# SET EXERCISE
Extract every line that contains the word "their".

# DATA TO USE
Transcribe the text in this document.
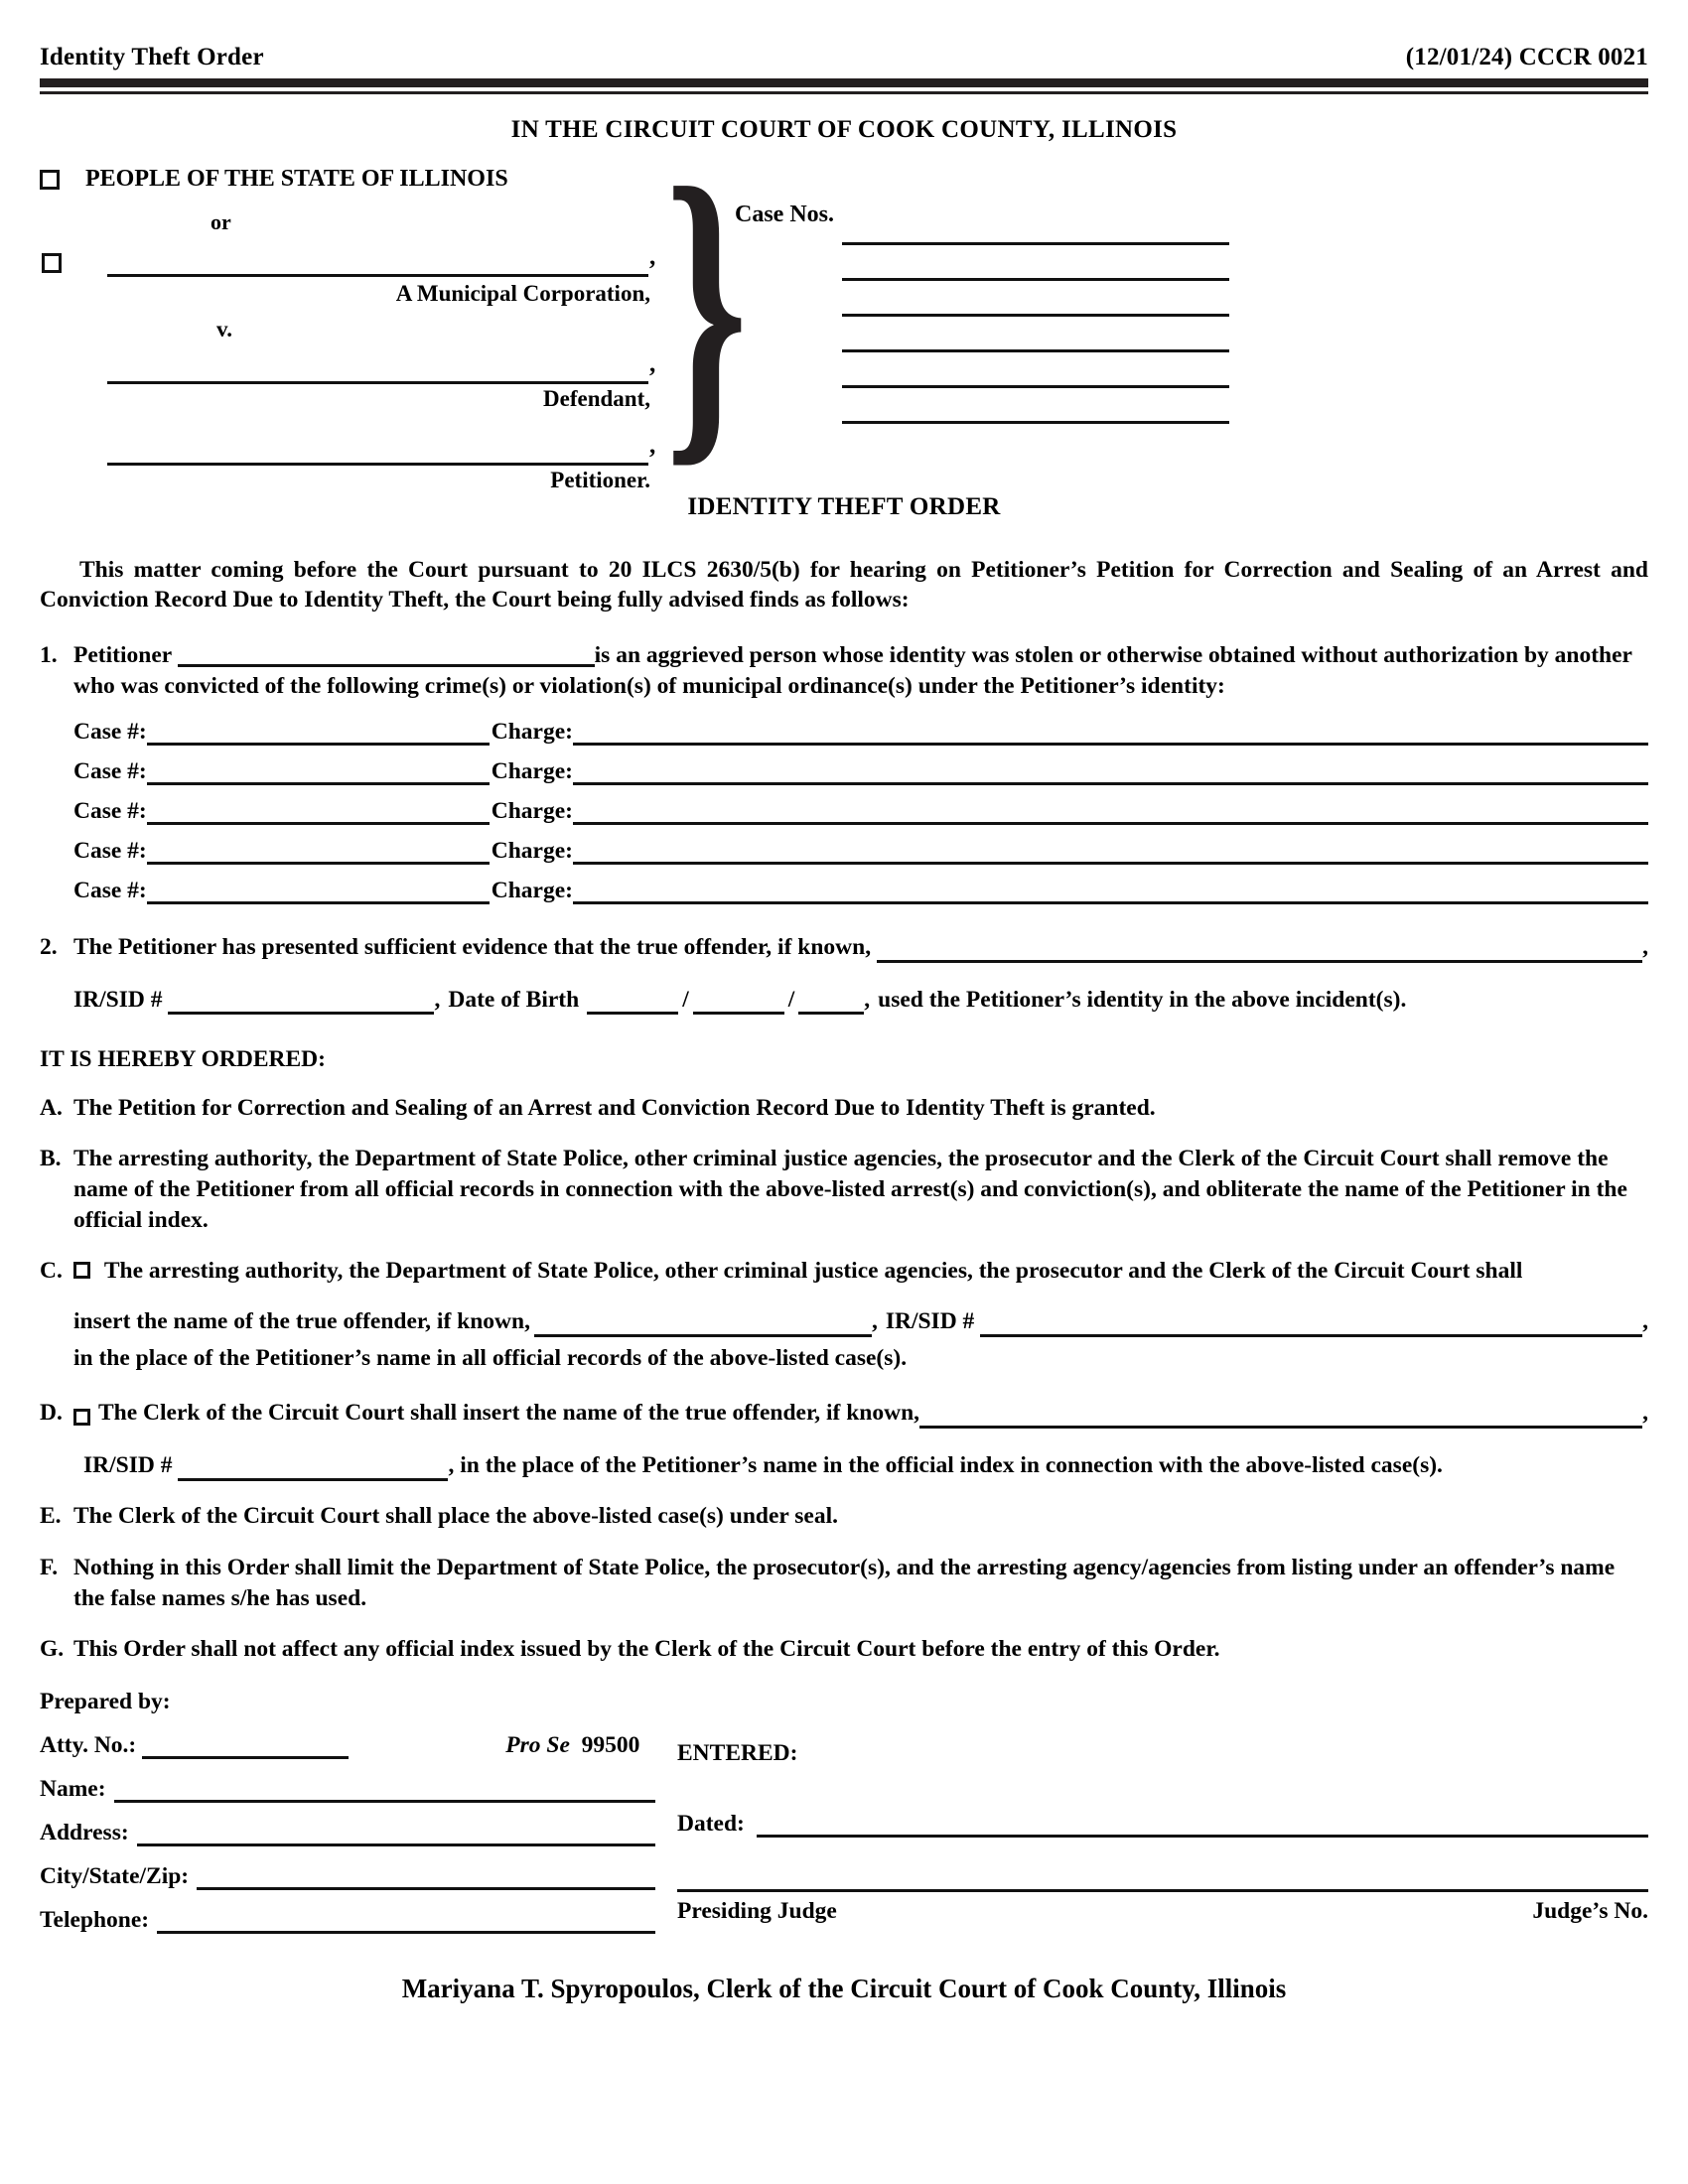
Identity Theft Order	(12/01/24) CCCR 0021
IN THE CIRCUIT COURT OF COOK COUNTY, ILLINOIS
PEOPLE OF THE STATE OF ILLINOIS
or
,
A Municipal Corporation,
v.
,
Defendant,
,
Petitioner. }
Case Nos.
IDENTITY THEFT ORDER
This matter coming before the Court pursuant to 20 ILCS 2630/5(b) for hearing on Petitioner’s Petition for Correction and Sealing of an Arrest and Conviction Record Due to Identity Theft, the Court being fully advised finds as follows:
1. Petitioner	is an aggrieved person whose identity was stolen or otherwise obtained without authorization by another who was convicted of the following crime(s) or violation(s) of municipal ordinance(s) under the Petitioner’s identity:
Case #:	Charge:
Case #:	Charge:
Case #:	Charge:
Case #:	Charge:
Case #:	Charge:
2. The Petitioner has presented sufficient evidence that the true offender, if known,	,
IR/SID #	, Date of Birth	/	/	, used the Petitioner’s identity in the above incident(s).
IT IS HEREBY ORDERED:
A. The Petition for Correction and Sealing of an Arrest and Conviction Record Due to Identity Theft is granted.
B. The arresting authority, the Department of State Police, other criminal justice agencies, the prosecutor and the Clerk of the Circuit Court shall remove the name of the Petitioner from all official records in connection with the above-listed arrest(s) and conviction(s), and obliterate the name of the Petitioner in the official index.
C.	The arresting authority, the Department of State Police, other criminal justice agencies, the prosecutor and the Clerk of the Circuit Court shall
insert the name of the true offender, if known,	, IR/SID #	,
in the place of the Petitioner’s name in all official records of the above-listed case(s).
D.	The Clerk of the Circuit Court shall insert the name of the true offender, if known,	,
IR/SID #	, in the place of the Petitioner’s name in the official index in connection with the above-listed case(s).
E. The Clerk of the Circuit Court shall place the above-listed case(s) under seal.
F. Nothing in this Order shall limit the Department of State Police, the prosecutor(s), and the arresting agency/agencies from listing under an offender’s name the false names s/he has used.
G. This Order shall not affect any official index issued by the Clerk of the Circuit Court before the entry of this Order.
Prepared by:
Atty. No.:	Pro Se 99500
Name:
Address:
City/State/Zip:
Telephone:
ENTERED:
Dated:
Presiding Judge	Judge’s No.
Mariyana T. Spyropoulos, Clerk of the Circuit Court of Cook County, Illinois
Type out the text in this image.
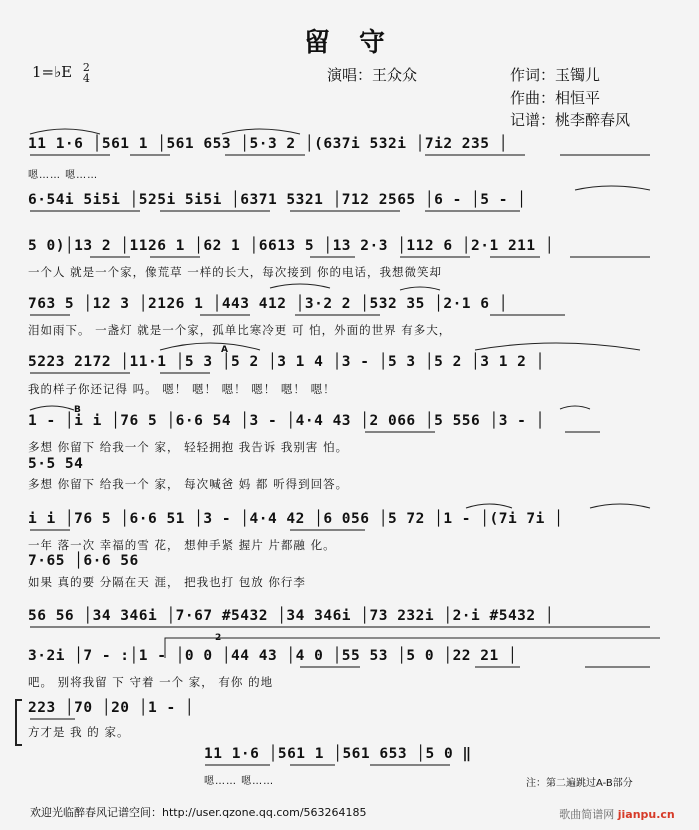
留 守
1=♭E 2
4	演唱：王众众	作词：玉镯儿
作曲：相恒平
记谱：桃李醉春风
11 1·6 │561 1 │561 653 │5·3 2 │(637i 532i │7i2 235 │
嗯…… 嗯……
6·54i 5i5i │525i 5i5i │6371 5321 │712 2565 │6 - │5 - │
5 0)│13 2 │1126 1 │62 1 │6613 5 │13 2·3 │112 6 │2·1 211 │
一个人 就是一个家，像荒草 一样的长大，每次接到 你的电话，我想微笑却
763 5 │12 3 │2126 1 │443 412 │3·2 2 │532 35 │2·1 6 │
泪如雨下。 一盏灯 就是一个家，孤单比寒冷更 可 怕，外面的世界 有多大，
5223 2172 │11·1 │5 3 │5 2 │3 1 4 │3 - │5 3 │5 2 │3 1 2 │
我的样子你还记得 吗。 嗯！ 嗯！ 嗯！ 嗯！ 嗯！ 嗯！
1 - │i i │76 5 │6·6 54 │3 - │4·4 43 │2 066 │5 556 │3 - │
多想 你留下 给我一个 家， 轻轻拥抱 我告诉 我别害 怕。
5·5 54
多想 你留下 给我一个 家， 每次喊爸 妈 都 听得到回答。
i i │76 5 │6·6 51 │3 - │4·4 42 │6 056 │5 72 │1 - │(7i 7i │
一年 落一次 幸福的雪 花， 想伸手紧 握片 片都融 化。
7·65 │6·6 56
如果 真的要 分隔在天 涯， 把我也打 包放 你行李
56 56 │34 346i │7·67 #5432 │34 346i │73 232i │2·i #5432 │
3·2i │7 - :│1 - │0 0 │44 43 │4 0 │55 53 │5 0 │22 21 │
吧。 别将我留 下 守着 一个 家， 有你 的地
223 │70 │20 │1 - │
方才是 我 的 家。
11 1·6 │561 1 │561 653 │5 0 ‖
嗯…… 嗯……
A
B
2
注：第二遍跳过A-B部分
欢迎光临醉春风记谱空间：http://user.qzone.qq.com/563264185	歌曲简谱网 jianpu.cn
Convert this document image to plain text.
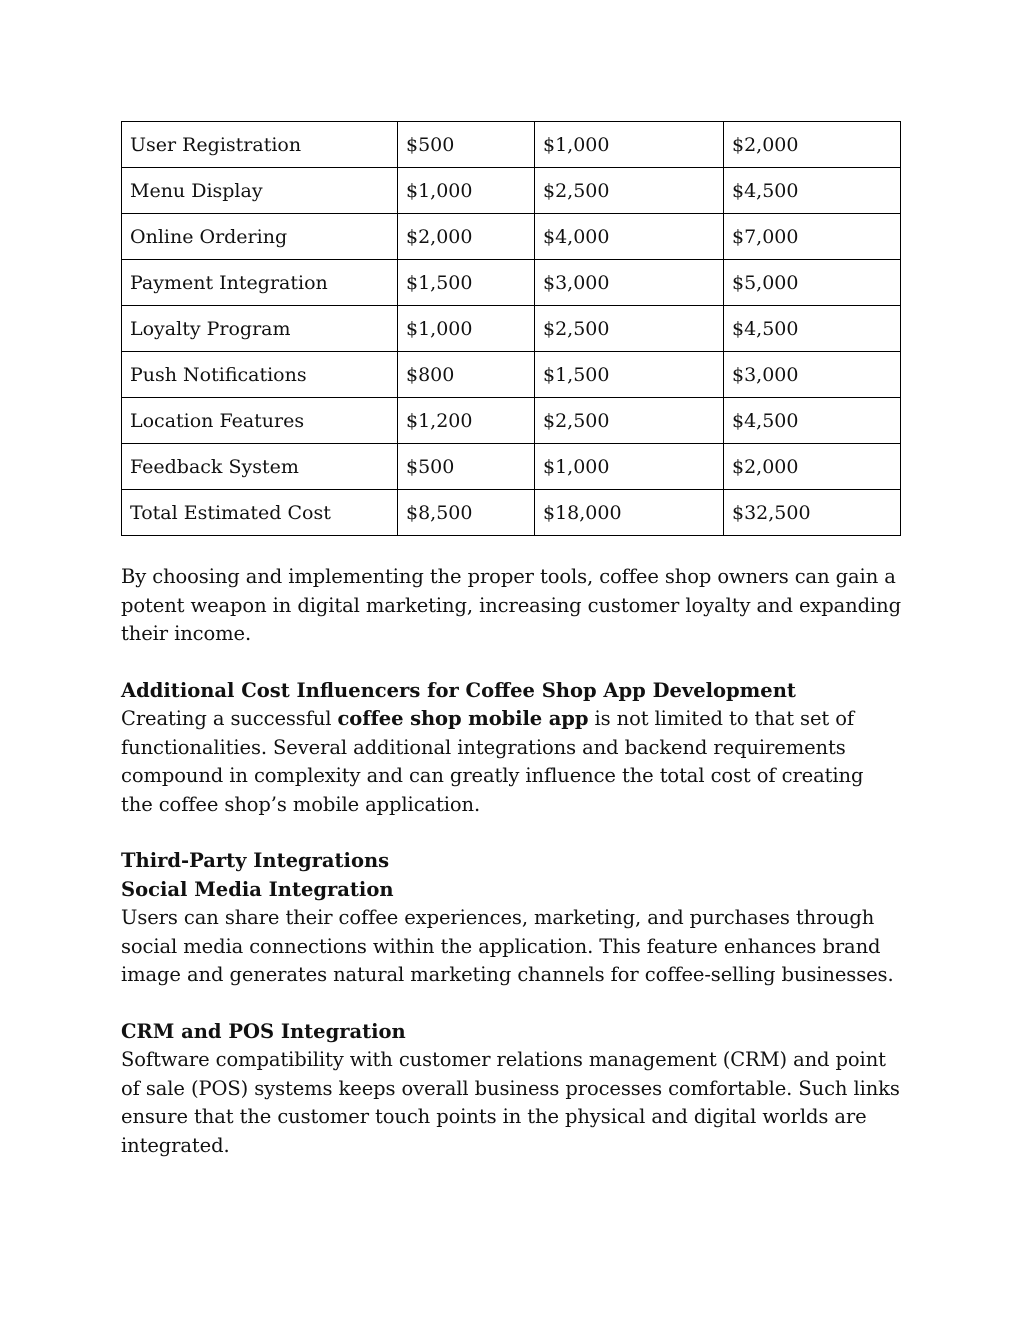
User Registration	$500	$1,000	$2,000
Menu Display	$1,000	$2,500	$4,500
Online Ordering	$2,000	$4,000	$7,000
Payment Integration	$1,500	$3,000	$5,000
Loyalty Program	$1,000	$2,500	$4,500
Push Notifications	$800	$1,500	$3,000
Location Features	$1,200	$2,500	$4,500
Feedback System	$500	$1,000	$2,000
Total Estimated Cost	$8,500	$18,000	$32,500

By choosing and implementing the proper tools, coffee shop owners can gain a potent weapon in digital marketing, increasing customer loyalty and expanding their income.

Additional Cost Influencers for Coffee Shop App Development

Creating a successful coffee shop mobile app is not limited to that set of functionalities. Several additional integrations and backend requirements compound in complexity and can greatly influence the total cost of creating the coffee shop’s mobile application.

Third-Party Integrations
Social Media Integration

Users can share their coffee experiences, marketing, and purchases through social media connections within the application. This feature enhances brand image and generates natural marketing channels for coffee-selling businesses.

CRM and POS Integration

Software compatibility with customer relations management (CRM) and point of sale (POS) systems keeps overall business processes comfortable. Such links ensure that the customer touch points in the physical and digital worlds are integrated.
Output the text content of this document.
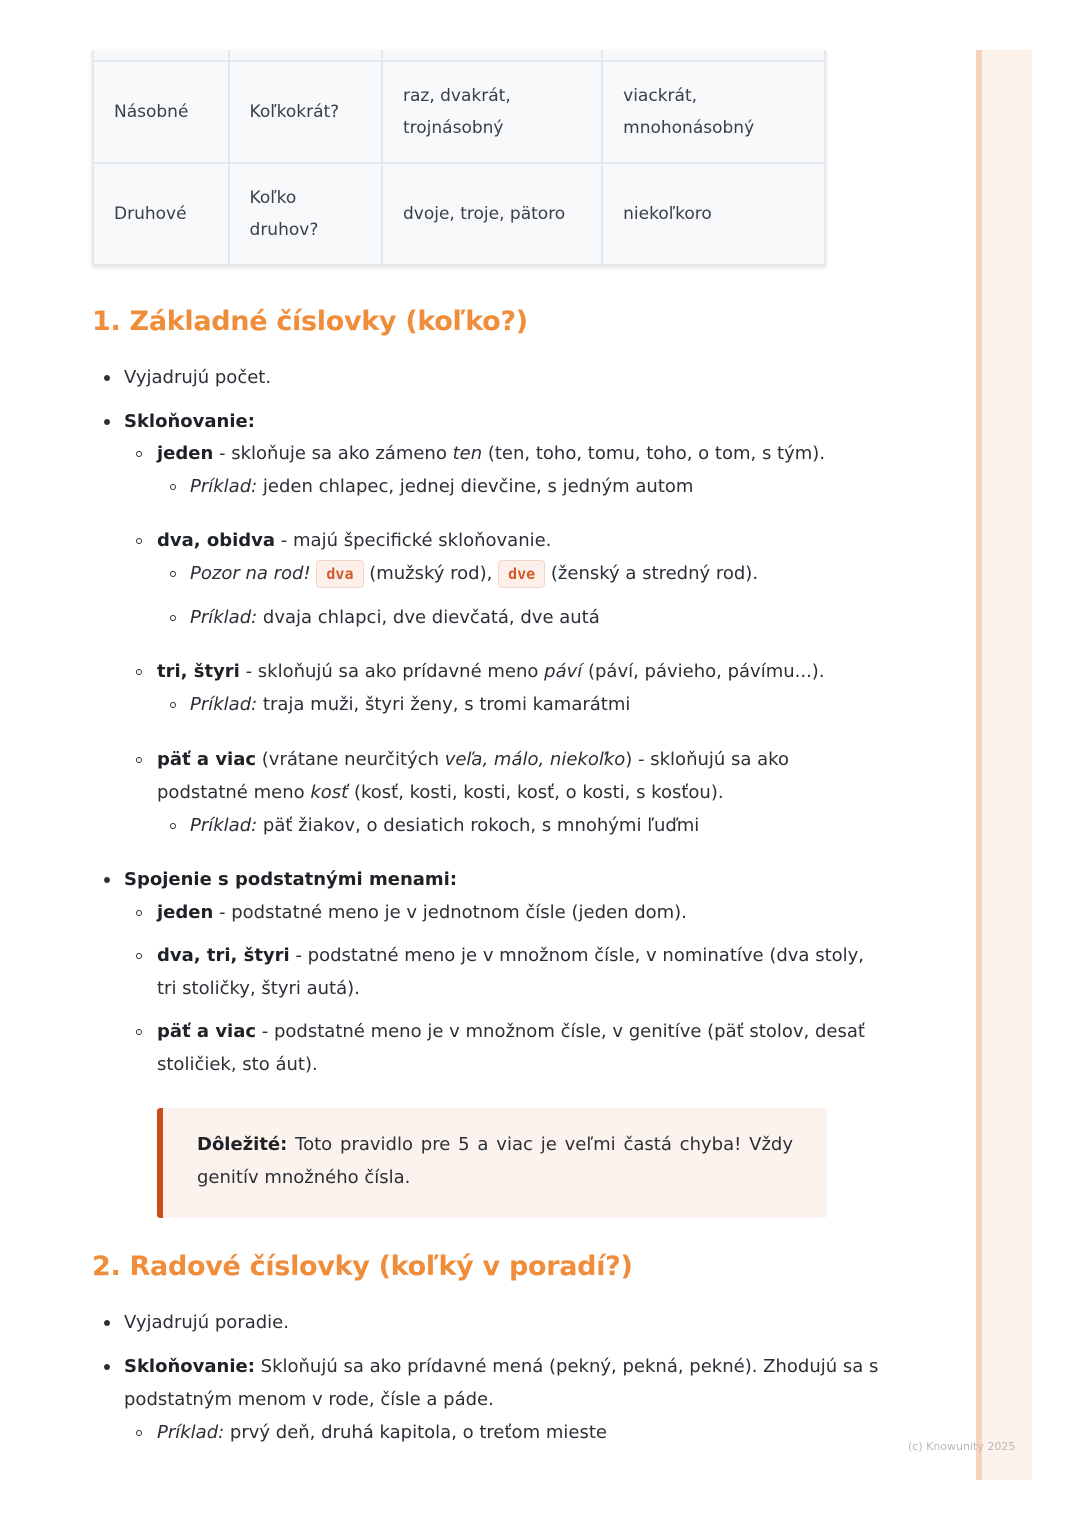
(c) Knowunity 2025

Násobné	Koľkokrát?	raz, dvakrát, trojnásobný	viackrát, mnohonásobný
Druhové	Koľko druhov?	dvoje, troje, pätoro	niekoľkoro
1. Základné číslovky (koľko?)
Vyjadrujú počet.
Skloňovanie:
jeden - skloňuje sa ako zámeno ten (ten, toho, tomu, toho, o tom, s tým).
Príklad: jeden chlapec, jednej dievčine, s jedným autom
dva, obidva - majú špecifické skloňovanie.
Pozor na rod! dva (mužský rod), dve (ženský a stredný rod).
Príklad: dvaja chlapci, dve dievčatá, dve autá
tri, štyri - skloňujú sa ako prídavné meno páví (páví, pávieho, pávímu...).
Príklad: traja muži, štyri ženy, s tromi kamarátmi
päť a viac (vrátane neurčitých veľa, málo, niekoľko) - skloňujú sa ako
podstatné meno kosť (kosť, kosti, kosti, kosť, o kosti, s kosťou).
Príklad: päť žiakov, o desiatich rokoch, s mnohými ľuďmi
Spojenie s podstatnými menami:
jeden - podstatné meno je v jednotnom čísle (jeden dom).
dva, tri, štyri - podstatné meno je v množnom čísle, v nominatíve (dva stoly,
tri stoličky, štyri autá).
päť a viac - podstatné meno je v množnom čísle, v genitíve (päť stolov, desať
stoličiek, sto áut).
Dôležité: Toto pravidlo pre 5 a viac je veľmi častá chyba! Vždy genitív množného čísla.
2. Radové číslovky (koľký v poradí?)
Vyjadrujú poradie.
Skloňovanie: Skloňujú sa ako prídavné mená (pekný, pekná, pekné). Zhodujú sa s
podstatným menom v rode, čísle a páde.
Príklad: prvý deň, druhá kapitola, o treťom mieste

# FULL OUTPUT
By choosing and implementing the proper tools, coffee shop owners can gain a potent weapon in digital marketing, increasing customer loyalty and expanding their income.
Users can share their coffee experiences, marketing, and purchases through social media connections within the application. This feature enhances brand image and generates natural marketing channels for coffee-selling businesses.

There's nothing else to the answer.